* Start DATA IN THIS EXERCISE *

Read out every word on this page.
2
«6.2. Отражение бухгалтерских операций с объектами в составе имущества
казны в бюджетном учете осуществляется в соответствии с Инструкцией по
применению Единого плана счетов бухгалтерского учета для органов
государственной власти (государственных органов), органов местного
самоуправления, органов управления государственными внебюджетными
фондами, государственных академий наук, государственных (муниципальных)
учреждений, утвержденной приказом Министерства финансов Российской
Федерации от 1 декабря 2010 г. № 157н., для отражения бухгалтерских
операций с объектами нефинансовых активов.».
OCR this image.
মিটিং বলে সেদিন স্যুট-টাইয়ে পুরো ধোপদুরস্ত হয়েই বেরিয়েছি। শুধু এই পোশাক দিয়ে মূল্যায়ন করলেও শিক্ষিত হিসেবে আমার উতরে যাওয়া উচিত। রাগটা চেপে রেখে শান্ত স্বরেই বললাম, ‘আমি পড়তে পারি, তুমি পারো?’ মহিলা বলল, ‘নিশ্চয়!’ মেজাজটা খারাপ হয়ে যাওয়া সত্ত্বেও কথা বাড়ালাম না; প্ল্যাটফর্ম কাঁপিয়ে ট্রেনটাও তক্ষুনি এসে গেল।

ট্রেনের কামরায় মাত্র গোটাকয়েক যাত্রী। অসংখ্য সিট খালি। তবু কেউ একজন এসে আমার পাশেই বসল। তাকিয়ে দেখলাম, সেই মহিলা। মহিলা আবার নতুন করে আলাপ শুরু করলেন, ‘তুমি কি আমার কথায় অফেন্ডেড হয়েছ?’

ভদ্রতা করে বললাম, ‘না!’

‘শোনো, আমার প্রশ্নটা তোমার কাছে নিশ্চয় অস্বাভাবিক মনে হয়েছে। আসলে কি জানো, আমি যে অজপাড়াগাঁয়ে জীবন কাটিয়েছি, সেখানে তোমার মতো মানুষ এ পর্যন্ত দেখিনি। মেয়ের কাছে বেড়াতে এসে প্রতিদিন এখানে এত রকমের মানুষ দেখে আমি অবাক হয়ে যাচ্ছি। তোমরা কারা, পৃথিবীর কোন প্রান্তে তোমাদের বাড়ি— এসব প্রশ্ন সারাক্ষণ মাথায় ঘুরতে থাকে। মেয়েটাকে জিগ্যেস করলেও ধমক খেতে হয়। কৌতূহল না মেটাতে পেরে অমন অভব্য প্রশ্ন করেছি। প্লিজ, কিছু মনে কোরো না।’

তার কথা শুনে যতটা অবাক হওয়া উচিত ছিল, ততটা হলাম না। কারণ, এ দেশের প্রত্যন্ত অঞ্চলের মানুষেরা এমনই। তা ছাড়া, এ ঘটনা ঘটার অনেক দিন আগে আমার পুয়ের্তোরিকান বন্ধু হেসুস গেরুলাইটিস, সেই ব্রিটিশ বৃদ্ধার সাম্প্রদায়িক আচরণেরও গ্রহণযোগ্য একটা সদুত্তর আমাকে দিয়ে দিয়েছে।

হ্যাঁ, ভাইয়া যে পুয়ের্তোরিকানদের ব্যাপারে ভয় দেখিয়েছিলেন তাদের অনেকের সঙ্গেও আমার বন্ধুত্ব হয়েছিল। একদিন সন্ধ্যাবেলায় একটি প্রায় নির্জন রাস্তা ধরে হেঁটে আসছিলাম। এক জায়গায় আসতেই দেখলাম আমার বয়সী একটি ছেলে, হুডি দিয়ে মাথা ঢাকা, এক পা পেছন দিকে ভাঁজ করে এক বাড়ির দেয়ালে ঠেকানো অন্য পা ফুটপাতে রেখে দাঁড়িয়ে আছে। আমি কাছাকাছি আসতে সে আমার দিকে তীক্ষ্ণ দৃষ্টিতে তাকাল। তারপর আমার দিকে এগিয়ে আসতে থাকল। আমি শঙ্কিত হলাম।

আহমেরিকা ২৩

* End DATA IN THIS EXERCISE *

== PROBLEM DETAILS ==
Write every line of the material above again, exactly.

== EXERCISE RESULT ==
Read out every word on this page.
2
«6.2. Отражение бухгалтерских операций с объектами в составе имущества
казны в бюджетном учете осуществляется в соответствии с Инструкцией по
применению Единого плана счетов бухгалтерского учета для органов
государственной власти (государственных органов), органов местного
самоуправления, органов управления государственными внебюджетными
фондами, государственных академий наук, государственных (муниципальных)
учреждений, утвержденной приказом Министерства финансов Российской
Федерации от 1 декабря 2010 г. № 157н., для отражения бухгалтерских
операций с объектами нефинансовых активов.».
OCR this image.
মিটিং বলে সেদিন স্যুট-টাইয়ে পুরো ধোপদুরস্ত হয়েই বেরিয়েছি। শুধু এই পোশাক দিয়ে মূল্যায়ন করলেও শিক্ষিত হিসেবে আমার উতরে যাওয়া উচিত। রাগটা চেপে রেখে শান্ত স্বরেই বললাম, ‘আমি পড়তে পারি, তুমি পারো?’ মহিলা বলল, ‘নিশ্চয়!’ মেজাজটা খারাপ হয়ে যাওয়া সত্ত্বেও কথা বাড়ালাম না; প্ল্যাটফর্ম কাঁপিয়ে ট্রেনটাও তক্ষুনি এসে গেল।

ট্রেনের কামরায় মাত্র গোটাকয়েক যাত্রী। অসংখ্য সিট খালি। তবু কেউ একজন এসে আমার পাশেই বসল। তাকিয়ে দেখলাম, সেই মহিলা। মহিলা আবার নতুন করে আলাপ শুরু করলেন, ‘তুমি কি আমার কথায় অফেন্ডেড হয়েছ?’

ভদ্রতা করে বললাম, ‘না!’

‘শোনো, আমার প্রশ্নটা তোমার কাছে নিশ্চয় অস্বাভাবিক মনে হয়েছে। আসলে কি জানো, আমি যে অজপাড়াগাঁয়ে জীবন কাটিয়েছি, সেখানে তোমার মতো মানুষ এ পর্যন্ত দেখিনি। মেয়ের কাছে বেড়াতে এসে প্রতিদিন এখানে এত রকমের মানুষ দেখে আমি অবাক হয়ে যাচ্ছি। তোমরা কারা, পৃথিবীর কোন প্রান্তে তোমাদের বাড়ি— এসব প্রশ্ন সারাক্ষণ মাথায় ঘুরতে থাকে। মেয়েটাকে জিগ্যেস করলেও ধমক খেতে হয়। কৌতূহল না মেটাতে পেরে অমন অভব্য প্রশ্ন করেছি। প্লিজ, কিছু মনে কোরো না।’

তার কথা শুনে যতটা অবাক হওয়া উচিত ছিল, ততটা হলাম না। কারণ, এ দেশের প্রত্যন্ত অঞ্চলের মানুষেরা এমনই। তা ছাড়া, এ ঘটনা ঘটার অনেক দিন আগে আমার পুয়ের্তোরিকান বন্ধু হেসুস গেরুলাইটিস, সেই ব্রিটিশ বৃদ্ধার সাম্প্রদায়িক আচরণেরও গ্রহণযোগ্য একটা সদুত্তর আমাকে দিয়ে দিয়েছে।

হ্যাঁ, ভাইয়া যে পুয়ের্তোরিকানদের ব্যাপারে ভয় দেখিয়েছিলেন তাদের অনেকের সঙ্গেও আমার বন্ধুত্ব হয়েছিল। একদিন সন্ধ্যাবেলায় একটি প্রায় নির্জন রাস্তা ধরে হেঁটে আসছিলাম। এক জায়গায় আসতেই দেখলাম আমার বয়সী একটি ছেলে, হুডি দিয়ে মাথা ঢাকা, এক পা পেছন দিকে ভাঁজ করে এক বাড়ির দেয়ালে ঠেকানো অন্য পা ফুটপাতে রেখে দাঁড়িয়ে আছে। আমি কাছাকাছি আসতে সে আমার দিকে তীক্ষ্ণ দৃষ্টিতে তাকাল। তারপর আমার দিকে এগিয়ে আসতে থাকল। আমি শঙ্কিত হলাম।

আহমেরিকা ২৩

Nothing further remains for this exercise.